- **Materials provided**:
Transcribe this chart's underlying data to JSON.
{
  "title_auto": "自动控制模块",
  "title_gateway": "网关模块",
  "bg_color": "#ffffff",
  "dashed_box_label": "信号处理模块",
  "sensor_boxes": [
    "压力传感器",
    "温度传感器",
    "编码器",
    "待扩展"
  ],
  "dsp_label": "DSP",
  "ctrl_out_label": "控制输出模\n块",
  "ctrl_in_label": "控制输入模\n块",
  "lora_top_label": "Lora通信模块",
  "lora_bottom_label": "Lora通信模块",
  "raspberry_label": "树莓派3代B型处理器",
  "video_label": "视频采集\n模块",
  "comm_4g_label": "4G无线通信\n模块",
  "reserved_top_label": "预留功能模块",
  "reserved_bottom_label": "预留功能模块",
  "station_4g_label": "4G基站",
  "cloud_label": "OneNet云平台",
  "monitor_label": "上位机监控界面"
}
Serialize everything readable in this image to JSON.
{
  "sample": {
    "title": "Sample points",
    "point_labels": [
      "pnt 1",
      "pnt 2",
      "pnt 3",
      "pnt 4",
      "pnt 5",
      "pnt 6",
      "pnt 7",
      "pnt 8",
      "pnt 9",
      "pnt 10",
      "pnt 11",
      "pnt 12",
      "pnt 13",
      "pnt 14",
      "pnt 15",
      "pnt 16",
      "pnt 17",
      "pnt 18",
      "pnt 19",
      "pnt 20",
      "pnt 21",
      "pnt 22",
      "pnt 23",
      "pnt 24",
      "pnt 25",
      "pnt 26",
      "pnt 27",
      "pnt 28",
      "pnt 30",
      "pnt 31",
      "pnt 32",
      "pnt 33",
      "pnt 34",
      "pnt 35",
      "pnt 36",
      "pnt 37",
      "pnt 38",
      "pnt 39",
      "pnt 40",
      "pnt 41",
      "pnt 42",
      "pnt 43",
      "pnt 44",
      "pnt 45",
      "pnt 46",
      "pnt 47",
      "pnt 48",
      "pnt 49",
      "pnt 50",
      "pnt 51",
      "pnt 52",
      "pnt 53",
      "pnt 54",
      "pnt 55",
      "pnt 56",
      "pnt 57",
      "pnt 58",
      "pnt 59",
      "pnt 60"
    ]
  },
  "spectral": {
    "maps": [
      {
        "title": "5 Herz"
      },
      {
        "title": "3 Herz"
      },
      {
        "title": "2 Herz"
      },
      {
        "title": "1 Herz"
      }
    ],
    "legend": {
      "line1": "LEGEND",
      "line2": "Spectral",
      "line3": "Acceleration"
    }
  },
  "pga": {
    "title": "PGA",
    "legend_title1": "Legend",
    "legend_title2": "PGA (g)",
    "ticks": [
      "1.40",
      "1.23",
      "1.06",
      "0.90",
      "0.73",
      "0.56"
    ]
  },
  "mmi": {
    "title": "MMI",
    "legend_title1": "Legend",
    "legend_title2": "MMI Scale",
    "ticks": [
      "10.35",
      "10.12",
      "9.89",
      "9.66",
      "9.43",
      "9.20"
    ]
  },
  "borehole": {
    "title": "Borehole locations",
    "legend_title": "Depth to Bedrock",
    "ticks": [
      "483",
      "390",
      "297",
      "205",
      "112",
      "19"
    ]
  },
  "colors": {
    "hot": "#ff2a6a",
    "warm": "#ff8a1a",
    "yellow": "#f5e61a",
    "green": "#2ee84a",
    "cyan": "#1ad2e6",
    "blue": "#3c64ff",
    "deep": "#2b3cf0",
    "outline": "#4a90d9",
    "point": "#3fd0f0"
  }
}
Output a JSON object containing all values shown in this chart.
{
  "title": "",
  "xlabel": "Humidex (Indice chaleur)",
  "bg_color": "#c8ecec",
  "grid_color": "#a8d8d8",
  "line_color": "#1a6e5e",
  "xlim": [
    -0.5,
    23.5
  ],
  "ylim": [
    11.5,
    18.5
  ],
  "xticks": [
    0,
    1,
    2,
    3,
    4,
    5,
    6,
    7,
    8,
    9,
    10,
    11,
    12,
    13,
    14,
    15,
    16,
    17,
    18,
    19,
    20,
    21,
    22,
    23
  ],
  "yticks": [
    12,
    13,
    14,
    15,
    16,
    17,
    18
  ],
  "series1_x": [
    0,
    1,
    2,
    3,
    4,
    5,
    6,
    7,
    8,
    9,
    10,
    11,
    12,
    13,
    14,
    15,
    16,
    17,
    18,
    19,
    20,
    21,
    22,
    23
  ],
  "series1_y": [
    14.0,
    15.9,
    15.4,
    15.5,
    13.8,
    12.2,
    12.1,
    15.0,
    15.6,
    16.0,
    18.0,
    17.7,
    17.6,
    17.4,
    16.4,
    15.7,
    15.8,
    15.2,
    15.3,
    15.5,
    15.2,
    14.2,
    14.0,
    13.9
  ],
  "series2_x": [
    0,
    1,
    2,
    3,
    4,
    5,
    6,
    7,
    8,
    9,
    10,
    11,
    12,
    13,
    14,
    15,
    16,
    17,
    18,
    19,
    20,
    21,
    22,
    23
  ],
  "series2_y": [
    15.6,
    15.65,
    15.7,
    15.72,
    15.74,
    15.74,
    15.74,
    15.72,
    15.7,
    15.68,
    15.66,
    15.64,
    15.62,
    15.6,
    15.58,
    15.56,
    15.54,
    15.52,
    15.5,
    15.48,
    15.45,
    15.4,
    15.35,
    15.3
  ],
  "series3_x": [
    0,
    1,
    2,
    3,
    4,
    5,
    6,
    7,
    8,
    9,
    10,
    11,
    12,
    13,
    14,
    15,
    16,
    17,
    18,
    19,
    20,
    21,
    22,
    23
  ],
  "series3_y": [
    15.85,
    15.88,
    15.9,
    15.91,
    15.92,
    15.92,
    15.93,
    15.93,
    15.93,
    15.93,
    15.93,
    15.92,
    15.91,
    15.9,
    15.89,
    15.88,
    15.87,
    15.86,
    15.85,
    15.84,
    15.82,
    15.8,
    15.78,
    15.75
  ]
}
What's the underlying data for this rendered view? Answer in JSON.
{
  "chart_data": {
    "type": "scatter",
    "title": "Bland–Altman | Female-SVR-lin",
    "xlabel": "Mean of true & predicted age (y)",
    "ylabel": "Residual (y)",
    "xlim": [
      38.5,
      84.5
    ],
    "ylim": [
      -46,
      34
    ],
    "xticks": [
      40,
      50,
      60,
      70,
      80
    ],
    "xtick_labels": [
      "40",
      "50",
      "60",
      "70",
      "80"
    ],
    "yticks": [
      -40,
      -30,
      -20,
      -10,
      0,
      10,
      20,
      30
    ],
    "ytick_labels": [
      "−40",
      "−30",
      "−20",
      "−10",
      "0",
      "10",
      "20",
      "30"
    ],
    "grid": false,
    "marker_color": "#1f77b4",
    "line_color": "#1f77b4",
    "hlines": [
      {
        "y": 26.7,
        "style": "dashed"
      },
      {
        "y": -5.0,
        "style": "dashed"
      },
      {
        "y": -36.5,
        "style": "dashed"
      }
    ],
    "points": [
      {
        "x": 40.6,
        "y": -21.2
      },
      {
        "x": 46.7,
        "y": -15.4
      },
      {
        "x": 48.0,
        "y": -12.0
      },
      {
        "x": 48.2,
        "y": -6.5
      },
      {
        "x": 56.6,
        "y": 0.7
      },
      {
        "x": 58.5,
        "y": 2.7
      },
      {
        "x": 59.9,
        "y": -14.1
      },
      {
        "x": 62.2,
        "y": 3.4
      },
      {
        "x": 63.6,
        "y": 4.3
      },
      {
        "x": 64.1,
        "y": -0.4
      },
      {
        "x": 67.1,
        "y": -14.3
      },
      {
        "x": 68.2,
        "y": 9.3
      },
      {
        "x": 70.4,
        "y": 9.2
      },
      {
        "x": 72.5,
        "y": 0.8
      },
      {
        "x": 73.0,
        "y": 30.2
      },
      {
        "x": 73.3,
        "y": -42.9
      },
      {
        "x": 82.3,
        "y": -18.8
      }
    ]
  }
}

- **Aim**:
List every line from the entries above in which "underlying" appears.

- **Response to this exercise**:
Transcribe this chart's underlying data to JSON.
What's the underlying data for this rendered view? Answer in JSON.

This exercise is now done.